[Dataset items]
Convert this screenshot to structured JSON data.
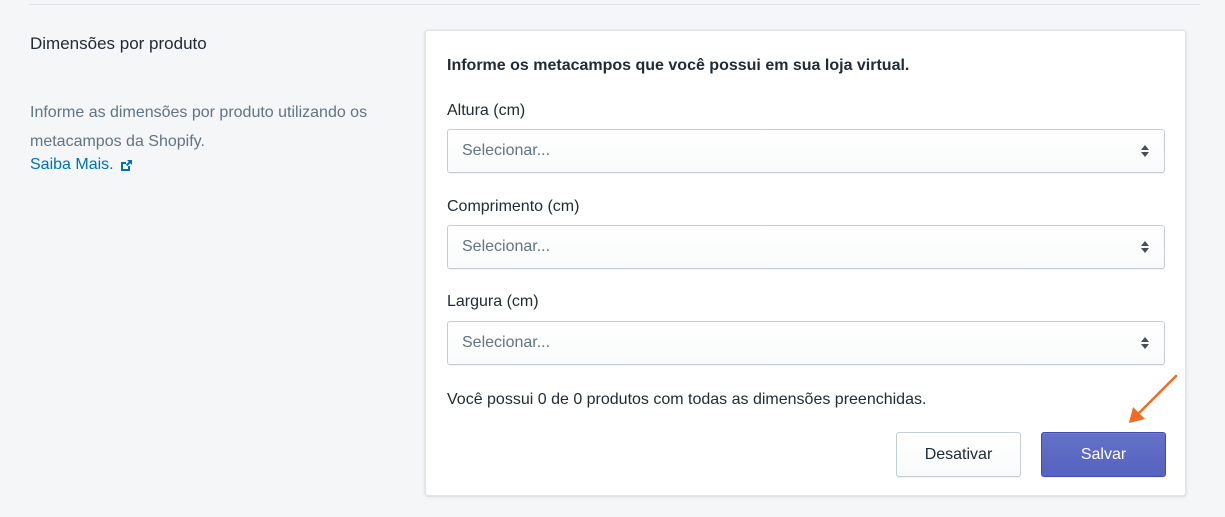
{
  "section": {
    "title": "Dimensões por produto",
    "description": "Informe as dimensões por produto utilizando os metacampos da Shopify.",
    "learn_more": "Saiba Mais."
  },
  "card": {
    "heading": "Informe os metacampos que você possui em sua loja virtual.",
    "fields": [
      {
        "label": "Altura (cm)",
        "value": "Selecionar..."
      },
      {
        "label": "Comprimento (cm)",
        "value": "Selecionar..."
      },
      {
        "label": "Largura (cm)",
        "value": "Selecionar..."
      }
    ],
    "summary": "Você possui 0 de 0 produtos com todas as dimensões preenchidas.",
    "disable_button": "Desativar",
    "save_button": "Salvar"
  },
  "icons": {
    "learn_more": "external-link-icon",
    "select": "select-arrows-icon",
    "annotation": "annotation-arrow-icon"
  },
  "colors": {
    "primary": "#5c6ac4",
    "link": "#006fbb",
    "annotation_arrow": "#f26b21"
  }
}
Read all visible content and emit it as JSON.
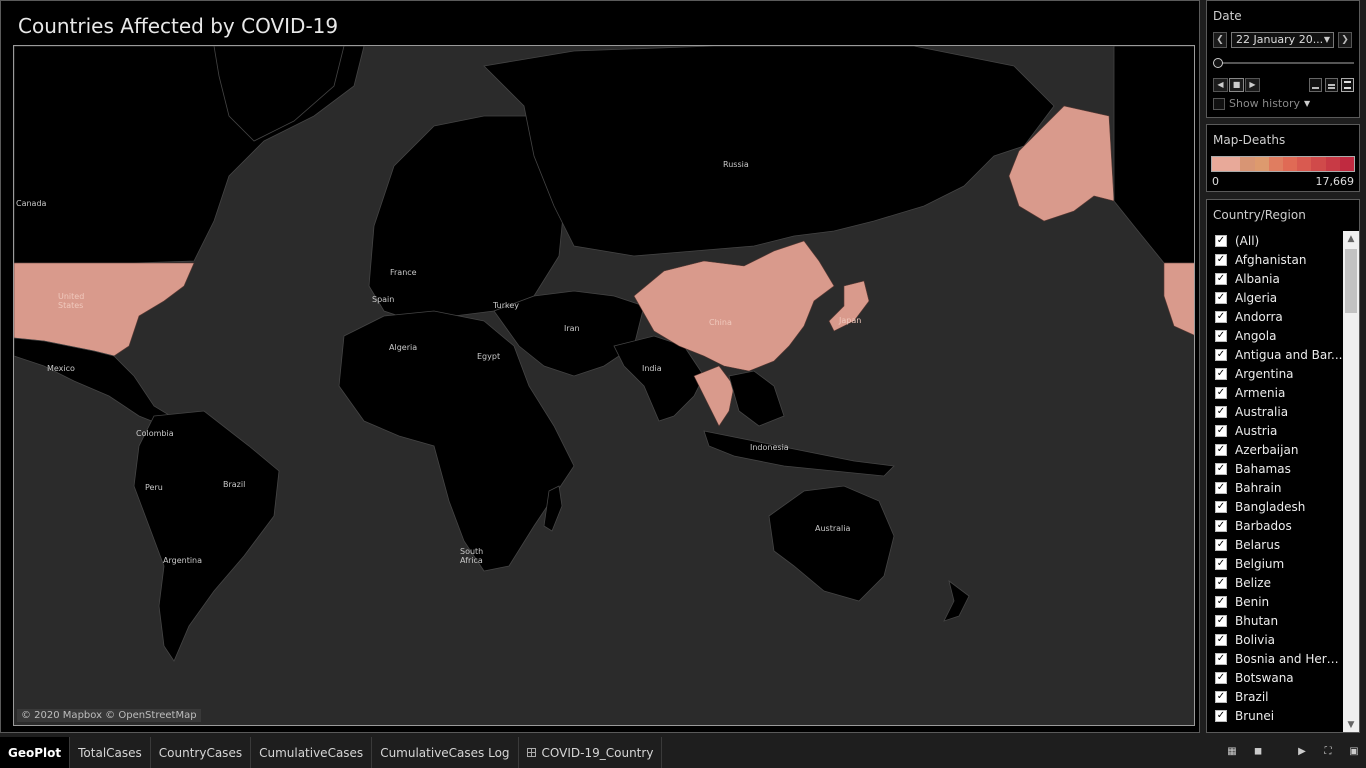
{
  "map": {
    "title": "Countries Affected by COVID-19",
    "attribution": "© 2020 Mapbox © OpenStreetMap",
    "labels": {
      "canada": "Canada",
      "united_states_1": "United",
      "united_states_2": "States",
      "mexico": "Mexico",
      "colombia": "Colombia",
      "peru": "Peru",
      "brazil": "Brazil",
      "argentina": "Argentina",
      "france": "France",
      "spain": "Spain",
      "turkey": "Turkey",
      "russia": "Russia",
      "algeria": "Algeria",
      "egypt": "Egypt",
      "iran": "Iran",
      "india": "India",
      "china": "China",
      "japan": "Japan",
      "indonesia": "Indonesia",
      "australia": "Australia",
      "south_africa_1": "South",
      "south_africa_2": "Africa"
    },
    "colors": {
      "ocean": "#2b2b2b",
      "land": "#000000",
      "affected": "#d99a8c",
      "border": "#444444"
    },
    "highlighted_countries": [
      "United States",
      "China",
      "Japan",
      "Thailand"
    ]
  },
  "date_filter": {
    "title": "Date",
    "value": "22 January 20...",
    "slider_fraction": 0,
    "show_history_label": "Show history"
  },
  "legend": {
    "title": "Map-Deaths",
    "min_label": "0",
    "max_label": "17,669",
    "colors": [
      "#e8a999",
      "#e8a999",
      "#d89574",
      "#dd9a6e",
      "#e07d60",
      "#e06a55",
      "#d95a50",
      "#d04a4a",
      "#c83a45",
      "#c02a40"
    ]
  },
  "country_filter": {
    "title": "Country/Region",
    "items": [
      "(All)",
      "Afghanistan",
      "Albania",
      "Algeria",
      "Andorra",
      "Angola",
      "Antigua and Bar...",
      "Argentina",
      "Armenia",
      "Australia",
      "Austria",
      "Azerbaijan",
      "Bahamas",
      "Bahrain",
      "Bangladesh",
      "Barbados",
      "Belarus",
      "Belgium",
      "Belize",
      "Benin",
      "Bhutan",
      "Bolivia",
      "Bosnia and Herz...",
      "Botswana",
      "Brazil",
      "Brunei"
    ]
  },
  "tabs": [
    {
      "label": "GeoPlot",
      "active": true
    },
    {
      "label": "TotalCases",
      "active": false
    },
    {
      "label": "CountryCases",
      "active": false
    },
    {
      "label": "CumulativeCases",
      "active": false
    },
    {
      "label": "CumulativeCases Log",
      "active": false
    },
    {
      "label": "COVID-19_Country",
      "active": false
    }
  ]
}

PROBLEM — Reproduce the material in its entirety and word for word, without the pictures.

CORRECT ANSWER —
Convert this screenshot to structured JSON data.
{
  "section": {
    "title": "Dimensões por produto",
    "description": "Informe as dimensões por produto utilizando os metacampos da Shopify.",
    "learn_more": "Saiba Mais."
  },
  "card": {
    "heading": "Informe os metacampos que você possui em sua loja virtual.",
    "fields": [
      {
        "label": "Altura (cm)",
        "value": "Selecionar..."
      },
      {
        "label": "Comprimento (cm)",
        "value": "Selecionar..."
      },
      {
        "label": "Largura (cm)",
        "value": "Selecionar..."
      }
    ],
    "summary": "Você possui 0 de 0 produtos com todas as dimensões preenchidas.",
    "disable_button": "Desativar",
    "save_button": "Salvar"
  },
  "icons": {
    "learn_more": "external-link-icon",
    "select": "select-arrows-icon",
    "annotation": "annotation-arrow-icon"
  },
  "colors": {
    "primary": "#5c6ac4",
    "link": "#006fbb",
    "annotation_arrow": "#f26b21"
  }
}
Read all visible content and emit it as JSON.
{
  "map": {
    "title": "Countries Affected by COVID-19",
    "attribution": "© 2020 Mapbox © OpenStreetMap",
    "labels": {
      "canada": "Canada",
      "united_states_1": "United",
      "united_states_2": "States",
      "mexico": "Mexico",
      "colombia": "Colombia",
      "peru": "Peru",
      "brazil": "Brazil",
      "argentina": "Argentina",
      "france": "France",
      "spain": "Spain",
      "turkey": "Turkey",
      "russia": "Russia",
      "algeria": "Algeria",
      "egypt": "Egypt",
      "iran": "Iran",
      "india": "India",
      "china": "China",
      "japan": "Japan",
      "indonesia": "Indonesia",
      "australia": "Australia",
      "south_africa_1": "South",
      "south_africa_2": "Africa"
    },
    "colors": {
      "ocean": "#2b2b2b",
      "land": "#000000",
      "affected": "#d99a8c",
      "border": "#444444"
    },
    "highlighted_countries": [
      "United States",
      "China",
      "Japan",
      "Thailand"
    ]
  },
  "date_filter": {
    "title": "Date",
    "value": "22 January 20...",
    "slider_fraction": 0,
    "show_history_label": "Show history"
  },
  "legend": {
    "title": "Map-Deaths",
    "min_label": "0",
    "max_label": "17,669",
    "colors": [
      "#e8a999",
      "#e8a999",
      "#d89574",
      "#dd9a6e",
      "#e07d60",
      "#e06a55",
      "#d95a50",
      "#d04a4a",
      "#c83a45",
      "#c02a40"
    ]
  },
  "country_filter": {
    "title": "Country/Region",
    "items": [
      "(All)",
      "Afghanistan",
      "Albania",
      "Algeria",
      "Andorra",
      "Angola",
      "Antigua and Bar...",
      "Argentina",
      "Armenia",
      "Australia",
      "Austria",
      "Azerbaijan",
      "Bahamas",
      "Bahrain",
      "Bangladesh",
      "Barbados",
      "Belarus",
      "Belgium",
      "Belize",
      "Benin",
      "Bhutan",
      "Bolivia",
      "Bosnia and Herz...",
      "Botswana",
      "Brazil",
      "Brunei"
    ]
  },
  "tabs": [
    {
      "label": "GeoPlot",
      "active": true
    },
    {
      "label": "TotalCases",
      "active": false
    },
    {
      "label": "CountryCases",
      "active": false
    },
    {
      "label": "CumulativeCases",
      "active": false
    },
    {
      "label": "CumulativeCases Log",
      "active": false
    },
    {
      "label": "COVID-19_Country",
      "active": false
    }
  ]
}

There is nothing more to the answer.